MATERIAL PROVIDED >>

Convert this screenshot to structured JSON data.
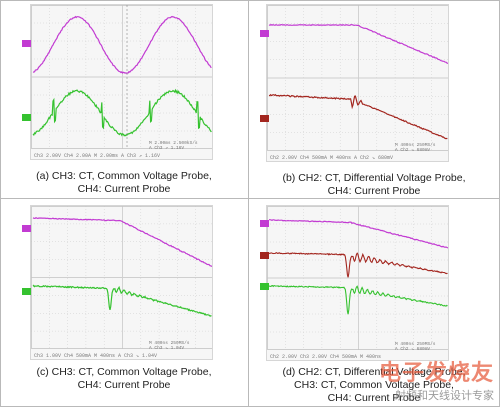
{
  "colors": {
    "magenta": "#c23bd2",
    "green": "#35c22f",
    "darkred": "#a3261f",
    "grid": "#cfcfcf",
    "frame": "#b9b9b9"
  },
  "panels": [
    {
      "id": "a",
      "caption_lines": [
        "(a)  CH3: CT, Common Voltage Probe,",
        "CH4: Current Probe"
      ],
      "status": "Ch3  2.00V   Ch4  2.00A   M 2.00ms  A Ch3  ↗  1.16V",
      "readout": [
        "M 2.00ms  2.500kS/s",
        "A  Ch3  ↗  1.16V"
      ],
      "marker_colors": [
        "#c23bd2",
        "#35c22f"
      ]
    },
    {
      "id": "b",
      "caption_lines": [
        "(b)  CH2: CT, Differential Voltage Probe,",
        "CH4: Current Probe"
      ],
      "status": "Ch2  2.00V   Ch4  500mA  M 400ns  A Ch2  ↘  680mV",
      "readout": [
        "M 400ns  250MS/s",
        "A  Ch2  ↘  680mV"
      ],
      "marker_colors": [
        "#c23bd2",
        "#a3261f"
      ]
    },
    {
      "id": "c",
      "caption_lines": [
        "(c)  CH3: CT, Common Voltage Probe,",
        "CH4: Current Probe"
      ],
      "status": "Ch3  1.00V   Ch4  500mA  M 400ns  A Ch3  ↘  1.04V",
      "readout": [
        "M 400ns  250MS/s",
        "A  Ch3  ↘  1.04V"
      ],
      "marker_colors": [
        "#c23bd2",
        "#35c22f"
      ]
    },
    {
      "id": "d",
      "caption_lines": [
        "(d)  CH2: CT, Differential Voltage Probe,",
        "CH3: CT, Common Voltage Probe,",
        "CH4: Current Probe"
      ],
      "status": "Ch2  2.00V   Ch3  2.00V   Ch4  500mA  M 400ns",
      "readout": [
        "M 400ns  250MS/s",
        "A  Ch2  ↘  680mV"
      ],
      "marker_colors": [
        "#c23bd2",
        "#a3261f",
        "#35c22f"
      ]
    }
  ],
  "watermark": {
    "main": "电子发烧友",
    "sub": "射频和天线设计专家"
  }
}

STATED PROBLEM >> From the entries above, output every line exactly and omit any image.

TASK SOLUTION >>
Convert this screenshot to structured JSON data.
{
  "colors": {
    "magenta": "#c23bd2",
    "green": "#35c22f",
    "darkred": "#a3261f",
    "grid": "#cfcfcf",
    "frame": "#b9b9b9"
  },
  "panels": [
    {
      "id": "a",
      "caption_lines": [
        "(a)  CH3: CT, Common Voltage Probe,",
        "CH4: Current Probe"
      ],
      "status": "Ch3  2.00V   Ch4  2.00A   M 2.00ms  A Ch3  ↗  1.16V",
      "readout": [
        "M 2.00ms  2.500kS/s",
        "A  Ch3  ↗  1.16V"
      ],
      "marker_colors": [
        "#c23bd2",
        "#35c22f"
      ]
    },
    {
      "id": "b",
      "caption_lines": [
        "(b)  CH2: CT, Differential Voltage Probe,",
        "CH4: Current Probe"
      ],
      "status": "Ch2  2.00V   Ch4  500mA  M 400ns  A Ch2  ↘  680mV",
      "readout": [
        "M 400ns  250MS/s",
        "A  Ch2  ↘  680mV"
      ],
      "marker_colors": [
        "#c23bd2",
        "#a3261f"
      ]
    },
    {
      "id": "c",
      "caption_lines": [
        "(c)  CH3: CT, Common Voltage Probe,",
        "CH4: Current Probe"
      ],
      "status": "Ch3  1.00V   Ch4  500mA  M 400ns  A Ch3  ↘  1.04V",
      "readout": [
        "M 400ns  250MS/s",
        "A  Ch3  ↘  1.04V"
      ],
      "marker_colors": [
        "#c23bd2",
        "#35c22f"
      ]
    },
    {
      "id": "d",
      "caption_lines": [
        "(d)  CH2: CT, Differential Voltage Probe,",
        "CH3: CT, Common Voltage Probe,",
        "CH4: Current Probe"
      ],
      "status": "Ch2  2.00V   Ch3  2.00V   Ch4  500mA  M 400ns",
      "readout": [
        "M 400ns  250MS/s",
        "A  Ch2  ↘  680mV"
      ],
      "marker_colors": [
        "#c23bd2",
        "#a3261f",
        "#35c22f"
      ]
    }
  ],
  "watermark": {
    "main": "电子发烧友",
    "sub": "射频和天线设计专家"
  }
}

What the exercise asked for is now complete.